* **TASK BRIEF**
Copy out the complete listing, word for word.

— Start STORED DATA —

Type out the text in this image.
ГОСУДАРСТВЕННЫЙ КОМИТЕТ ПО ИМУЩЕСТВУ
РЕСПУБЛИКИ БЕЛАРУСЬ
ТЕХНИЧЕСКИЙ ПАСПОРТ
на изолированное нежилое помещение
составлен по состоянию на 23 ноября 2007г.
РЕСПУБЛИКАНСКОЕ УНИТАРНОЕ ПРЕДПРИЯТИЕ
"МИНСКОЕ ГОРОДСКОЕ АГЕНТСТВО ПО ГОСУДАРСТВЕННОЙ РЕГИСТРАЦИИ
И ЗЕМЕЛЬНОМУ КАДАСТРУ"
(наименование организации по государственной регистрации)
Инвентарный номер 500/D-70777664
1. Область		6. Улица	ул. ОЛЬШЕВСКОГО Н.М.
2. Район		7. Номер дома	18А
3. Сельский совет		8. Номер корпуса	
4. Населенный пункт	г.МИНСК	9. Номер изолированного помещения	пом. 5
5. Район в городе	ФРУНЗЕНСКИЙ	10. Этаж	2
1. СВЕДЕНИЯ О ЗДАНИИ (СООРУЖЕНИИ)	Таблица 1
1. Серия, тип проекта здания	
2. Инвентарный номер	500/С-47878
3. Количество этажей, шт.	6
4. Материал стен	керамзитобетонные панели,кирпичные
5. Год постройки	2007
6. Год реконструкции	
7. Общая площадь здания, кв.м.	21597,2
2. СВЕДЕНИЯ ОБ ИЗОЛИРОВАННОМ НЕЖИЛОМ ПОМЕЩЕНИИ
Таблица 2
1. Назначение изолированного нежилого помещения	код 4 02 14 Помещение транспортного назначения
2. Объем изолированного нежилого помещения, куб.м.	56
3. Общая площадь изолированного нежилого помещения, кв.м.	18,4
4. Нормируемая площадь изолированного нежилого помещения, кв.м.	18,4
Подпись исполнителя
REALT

— End STORED DATA —

* **EXERCISE OUTPUT**
Type out the text in this image.
ГОСУДАРСТВЕННЫЙ КОМИТЕТ ПО ИМУЩЕСТВУ
РЕСПУБЛИКИ БЕЛАРУСЬ
ТЕХНИЧЕСКИЙ ПАСПОРТ
на изолированное нежилое помещение
составлен по состоянию на 23 ноября 2007г.
РЕСПУБЛИКАНСКОЕ УНИТАРНОЕ ПРЕДПРИЯТИЕ
"МИНСКОЕ ГОРОДСКОЕ АГЕНТСТВО ПО ГОСУДАРСТВЕННОЙ РЕГИСТРАЦИИ
И ЗЕМЕЛЬНОМУ КАДАСТРУ"
(наименование организации по государственной регистрации)
Инвентарный номер 500/D-70777664
1. Область		6. Улица	ул. ОЛЬШЕВСКОГО Н.М.
2. Район		7. Номер дома	18А
3. Сельский совет		8. Номер корпуса	
4. Населенный пункт	г.МИНСК	9. Номер изолированного помещения	пом. 5
5. Район в городе	ФРУНЗЕНСКИЙ	10. Этаж	2
1. СВЕДЕНИЯ О ЗДАНИИ (СООРУЖЕНИИ)	Таблица 1
1. Серия, тип проекта здания	
2. Инвентарный номер	500/С-47878
3. Количество этажей, шт.	6
4. Материал стен	керамзитобетонные панели,кирпичные
5. Год постройки	2007
6. Год реконструкции	
7. Общая площадь здания, кв.м.	21597,2
2. СВЕДЕНИЯ ОБ ИЗОЛИРОВАННОМ НЕЖИЛОМ ПОМЕЩЕНИИ
Таблица 2
1. Назначение изолированного нежилого помещения	код 4 02 14 Помещение транспортного назначения
2. Объем изолированного нежилого помещения, куб.м.	56
3. Общая площадь изолированного нежилого помещения, кв.м.	18,4
4. Нормируемая площадь изолированного нежилого помещения, кв.м.	18,4
Подпись исполнителя
REALT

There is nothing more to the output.